— BEGIN Source material —

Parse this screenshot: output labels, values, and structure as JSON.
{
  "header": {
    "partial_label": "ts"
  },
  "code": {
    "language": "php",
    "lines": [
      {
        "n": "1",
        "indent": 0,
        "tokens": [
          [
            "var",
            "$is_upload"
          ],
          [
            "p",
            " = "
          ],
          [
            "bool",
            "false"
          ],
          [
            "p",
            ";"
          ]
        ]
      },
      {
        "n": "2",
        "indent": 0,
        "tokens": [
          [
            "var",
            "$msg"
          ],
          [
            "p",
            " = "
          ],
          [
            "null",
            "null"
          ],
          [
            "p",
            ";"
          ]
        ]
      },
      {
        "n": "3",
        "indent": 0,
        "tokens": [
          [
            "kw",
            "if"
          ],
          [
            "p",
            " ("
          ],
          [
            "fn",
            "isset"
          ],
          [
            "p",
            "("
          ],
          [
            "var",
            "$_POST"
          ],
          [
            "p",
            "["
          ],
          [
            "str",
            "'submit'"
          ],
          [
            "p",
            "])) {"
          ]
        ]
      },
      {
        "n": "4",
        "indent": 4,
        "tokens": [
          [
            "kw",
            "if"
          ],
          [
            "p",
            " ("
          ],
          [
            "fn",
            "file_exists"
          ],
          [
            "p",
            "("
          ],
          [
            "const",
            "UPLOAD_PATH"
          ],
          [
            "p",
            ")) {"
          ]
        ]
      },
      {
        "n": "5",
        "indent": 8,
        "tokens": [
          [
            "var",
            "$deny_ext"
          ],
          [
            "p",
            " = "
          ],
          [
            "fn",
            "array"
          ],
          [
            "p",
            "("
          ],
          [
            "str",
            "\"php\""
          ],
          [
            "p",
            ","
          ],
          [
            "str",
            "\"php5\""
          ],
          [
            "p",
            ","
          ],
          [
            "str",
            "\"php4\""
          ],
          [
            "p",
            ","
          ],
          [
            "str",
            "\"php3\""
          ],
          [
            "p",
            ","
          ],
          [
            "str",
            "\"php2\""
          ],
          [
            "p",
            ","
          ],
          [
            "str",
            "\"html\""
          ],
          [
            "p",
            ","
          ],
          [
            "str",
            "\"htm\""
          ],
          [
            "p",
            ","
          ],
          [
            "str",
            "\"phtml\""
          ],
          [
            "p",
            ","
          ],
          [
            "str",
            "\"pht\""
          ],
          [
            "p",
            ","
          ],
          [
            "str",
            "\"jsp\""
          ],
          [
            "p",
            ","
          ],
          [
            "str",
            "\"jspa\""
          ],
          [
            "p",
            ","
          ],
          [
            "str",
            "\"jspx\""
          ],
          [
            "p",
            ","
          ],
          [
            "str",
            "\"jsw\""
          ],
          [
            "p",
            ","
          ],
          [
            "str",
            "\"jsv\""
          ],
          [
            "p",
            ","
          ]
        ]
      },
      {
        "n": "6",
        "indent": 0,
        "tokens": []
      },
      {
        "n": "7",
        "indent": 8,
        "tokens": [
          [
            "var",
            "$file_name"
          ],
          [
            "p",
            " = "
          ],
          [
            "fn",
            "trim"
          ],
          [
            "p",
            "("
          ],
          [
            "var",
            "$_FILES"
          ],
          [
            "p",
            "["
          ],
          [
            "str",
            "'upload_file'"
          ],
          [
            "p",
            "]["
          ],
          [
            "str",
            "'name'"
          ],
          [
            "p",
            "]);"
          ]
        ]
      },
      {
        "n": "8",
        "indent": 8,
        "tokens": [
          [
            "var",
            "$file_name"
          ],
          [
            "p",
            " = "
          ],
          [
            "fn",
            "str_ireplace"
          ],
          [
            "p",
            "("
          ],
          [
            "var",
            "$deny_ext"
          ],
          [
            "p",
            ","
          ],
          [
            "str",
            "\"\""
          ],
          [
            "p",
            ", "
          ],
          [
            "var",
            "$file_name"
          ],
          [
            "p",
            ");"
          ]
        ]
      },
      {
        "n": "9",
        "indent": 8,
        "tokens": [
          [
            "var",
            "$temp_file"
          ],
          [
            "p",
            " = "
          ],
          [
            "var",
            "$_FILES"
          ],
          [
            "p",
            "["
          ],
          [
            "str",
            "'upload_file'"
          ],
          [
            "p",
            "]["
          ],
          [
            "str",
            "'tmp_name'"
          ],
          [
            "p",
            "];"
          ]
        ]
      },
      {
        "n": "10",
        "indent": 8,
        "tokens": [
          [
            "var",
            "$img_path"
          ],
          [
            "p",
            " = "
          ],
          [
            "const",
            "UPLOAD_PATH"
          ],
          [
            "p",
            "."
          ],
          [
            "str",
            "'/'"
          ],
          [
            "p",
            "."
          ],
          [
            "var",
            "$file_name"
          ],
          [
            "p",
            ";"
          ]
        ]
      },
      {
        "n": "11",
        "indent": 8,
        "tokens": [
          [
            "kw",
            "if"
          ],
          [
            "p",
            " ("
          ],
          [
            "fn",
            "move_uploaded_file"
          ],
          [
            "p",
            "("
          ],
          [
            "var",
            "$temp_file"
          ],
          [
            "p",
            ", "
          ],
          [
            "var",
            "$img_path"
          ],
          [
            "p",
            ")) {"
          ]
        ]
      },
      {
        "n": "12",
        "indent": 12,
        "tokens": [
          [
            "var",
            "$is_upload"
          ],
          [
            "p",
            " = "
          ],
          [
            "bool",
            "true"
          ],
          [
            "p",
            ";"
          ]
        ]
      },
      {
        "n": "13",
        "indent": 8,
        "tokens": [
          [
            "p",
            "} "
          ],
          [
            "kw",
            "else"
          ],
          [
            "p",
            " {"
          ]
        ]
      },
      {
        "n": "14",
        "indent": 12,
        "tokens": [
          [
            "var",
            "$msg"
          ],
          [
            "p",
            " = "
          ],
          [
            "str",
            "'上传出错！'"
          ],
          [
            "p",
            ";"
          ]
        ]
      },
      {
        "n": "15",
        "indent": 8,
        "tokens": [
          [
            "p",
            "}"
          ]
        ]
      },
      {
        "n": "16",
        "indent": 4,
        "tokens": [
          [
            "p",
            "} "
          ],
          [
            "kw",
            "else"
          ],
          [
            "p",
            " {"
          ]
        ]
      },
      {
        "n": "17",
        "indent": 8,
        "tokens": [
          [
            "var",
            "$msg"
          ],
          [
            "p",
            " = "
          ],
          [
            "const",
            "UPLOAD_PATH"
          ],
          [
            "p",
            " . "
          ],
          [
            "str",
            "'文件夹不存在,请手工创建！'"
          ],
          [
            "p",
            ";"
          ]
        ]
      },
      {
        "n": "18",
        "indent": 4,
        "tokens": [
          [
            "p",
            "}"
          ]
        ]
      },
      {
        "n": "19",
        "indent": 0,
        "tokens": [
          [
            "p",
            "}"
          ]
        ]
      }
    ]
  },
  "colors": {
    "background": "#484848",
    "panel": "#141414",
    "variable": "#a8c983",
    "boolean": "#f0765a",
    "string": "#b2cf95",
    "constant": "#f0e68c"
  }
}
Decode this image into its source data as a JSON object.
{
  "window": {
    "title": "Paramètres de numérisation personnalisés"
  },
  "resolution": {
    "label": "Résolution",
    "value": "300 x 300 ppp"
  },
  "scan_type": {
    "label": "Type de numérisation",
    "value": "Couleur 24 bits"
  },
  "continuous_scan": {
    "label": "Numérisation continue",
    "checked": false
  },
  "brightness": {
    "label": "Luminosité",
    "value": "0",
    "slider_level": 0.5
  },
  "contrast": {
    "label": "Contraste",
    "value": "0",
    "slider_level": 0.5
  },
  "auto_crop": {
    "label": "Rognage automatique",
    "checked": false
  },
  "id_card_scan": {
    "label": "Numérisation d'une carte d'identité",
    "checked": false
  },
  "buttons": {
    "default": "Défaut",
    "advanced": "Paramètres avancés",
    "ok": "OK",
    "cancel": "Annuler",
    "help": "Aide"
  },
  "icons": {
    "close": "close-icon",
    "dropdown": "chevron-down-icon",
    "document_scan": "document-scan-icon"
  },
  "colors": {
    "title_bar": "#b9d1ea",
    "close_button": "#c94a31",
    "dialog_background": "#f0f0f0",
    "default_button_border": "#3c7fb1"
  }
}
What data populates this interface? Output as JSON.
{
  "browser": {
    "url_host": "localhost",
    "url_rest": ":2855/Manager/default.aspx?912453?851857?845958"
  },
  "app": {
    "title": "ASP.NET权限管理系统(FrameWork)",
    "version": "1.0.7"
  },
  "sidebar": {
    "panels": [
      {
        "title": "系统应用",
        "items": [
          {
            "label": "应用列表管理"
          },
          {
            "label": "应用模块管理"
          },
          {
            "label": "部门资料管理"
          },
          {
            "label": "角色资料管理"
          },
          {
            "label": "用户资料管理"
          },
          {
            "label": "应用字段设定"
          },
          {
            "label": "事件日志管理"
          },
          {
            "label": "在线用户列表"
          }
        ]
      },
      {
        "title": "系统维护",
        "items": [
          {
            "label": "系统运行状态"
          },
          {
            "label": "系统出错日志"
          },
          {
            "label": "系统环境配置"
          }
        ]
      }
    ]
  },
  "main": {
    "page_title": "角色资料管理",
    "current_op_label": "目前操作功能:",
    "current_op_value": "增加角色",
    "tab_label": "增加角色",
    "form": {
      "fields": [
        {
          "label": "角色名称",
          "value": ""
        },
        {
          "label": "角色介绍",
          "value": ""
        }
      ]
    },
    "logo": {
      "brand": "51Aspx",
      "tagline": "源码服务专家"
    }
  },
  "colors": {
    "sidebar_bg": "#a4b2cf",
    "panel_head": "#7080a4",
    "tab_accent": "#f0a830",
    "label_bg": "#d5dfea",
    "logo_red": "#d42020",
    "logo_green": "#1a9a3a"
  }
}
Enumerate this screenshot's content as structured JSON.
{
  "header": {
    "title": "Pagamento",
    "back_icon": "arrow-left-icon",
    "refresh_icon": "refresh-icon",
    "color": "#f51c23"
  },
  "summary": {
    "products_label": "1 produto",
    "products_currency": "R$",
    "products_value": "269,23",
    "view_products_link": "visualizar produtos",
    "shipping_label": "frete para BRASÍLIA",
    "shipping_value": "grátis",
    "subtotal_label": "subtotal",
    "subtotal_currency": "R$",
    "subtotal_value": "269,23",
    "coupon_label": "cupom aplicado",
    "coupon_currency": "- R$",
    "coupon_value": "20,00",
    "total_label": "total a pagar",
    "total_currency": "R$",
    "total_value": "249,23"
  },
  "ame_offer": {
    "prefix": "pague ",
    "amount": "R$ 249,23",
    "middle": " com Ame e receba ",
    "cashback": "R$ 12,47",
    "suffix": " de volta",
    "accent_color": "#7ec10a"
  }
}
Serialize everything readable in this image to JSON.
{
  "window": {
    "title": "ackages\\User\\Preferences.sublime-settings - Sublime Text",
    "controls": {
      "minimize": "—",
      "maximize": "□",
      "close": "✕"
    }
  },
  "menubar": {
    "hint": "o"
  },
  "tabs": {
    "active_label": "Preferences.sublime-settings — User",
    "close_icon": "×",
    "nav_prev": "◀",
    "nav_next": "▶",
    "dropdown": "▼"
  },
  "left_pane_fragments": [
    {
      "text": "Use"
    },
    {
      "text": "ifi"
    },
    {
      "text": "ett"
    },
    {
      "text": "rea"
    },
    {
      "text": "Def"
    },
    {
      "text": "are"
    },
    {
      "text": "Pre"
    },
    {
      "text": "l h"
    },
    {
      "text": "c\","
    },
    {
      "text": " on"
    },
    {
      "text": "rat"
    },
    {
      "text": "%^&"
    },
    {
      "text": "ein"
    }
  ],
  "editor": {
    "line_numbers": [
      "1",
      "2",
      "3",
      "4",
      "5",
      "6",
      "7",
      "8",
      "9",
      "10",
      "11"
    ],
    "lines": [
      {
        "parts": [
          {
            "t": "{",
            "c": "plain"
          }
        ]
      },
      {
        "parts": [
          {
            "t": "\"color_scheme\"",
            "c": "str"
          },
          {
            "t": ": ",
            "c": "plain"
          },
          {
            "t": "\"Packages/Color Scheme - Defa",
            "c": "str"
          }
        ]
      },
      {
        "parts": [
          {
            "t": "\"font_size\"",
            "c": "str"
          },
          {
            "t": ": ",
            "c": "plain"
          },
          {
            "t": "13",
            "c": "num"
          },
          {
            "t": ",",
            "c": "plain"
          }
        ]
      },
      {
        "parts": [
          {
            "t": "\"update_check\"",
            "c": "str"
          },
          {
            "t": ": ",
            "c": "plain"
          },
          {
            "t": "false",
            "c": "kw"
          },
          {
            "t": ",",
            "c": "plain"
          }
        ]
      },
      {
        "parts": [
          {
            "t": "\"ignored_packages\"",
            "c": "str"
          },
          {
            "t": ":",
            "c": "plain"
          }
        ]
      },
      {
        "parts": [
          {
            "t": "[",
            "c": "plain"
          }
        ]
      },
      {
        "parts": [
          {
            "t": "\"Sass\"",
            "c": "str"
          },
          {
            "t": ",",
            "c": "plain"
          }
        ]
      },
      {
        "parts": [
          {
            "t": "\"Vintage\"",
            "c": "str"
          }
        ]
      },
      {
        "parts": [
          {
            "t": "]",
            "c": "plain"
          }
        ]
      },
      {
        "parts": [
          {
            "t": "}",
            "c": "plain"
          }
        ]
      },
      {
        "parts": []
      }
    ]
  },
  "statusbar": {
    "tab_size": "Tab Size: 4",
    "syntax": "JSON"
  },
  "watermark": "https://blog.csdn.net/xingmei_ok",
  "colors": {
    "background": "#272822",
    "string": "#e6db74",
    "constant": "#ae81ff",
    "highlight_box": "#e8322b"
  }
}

— END Source material —

> _Set task_
What is the number of lines holding the word "screenshot"? State it alone.

> _Written solution_
2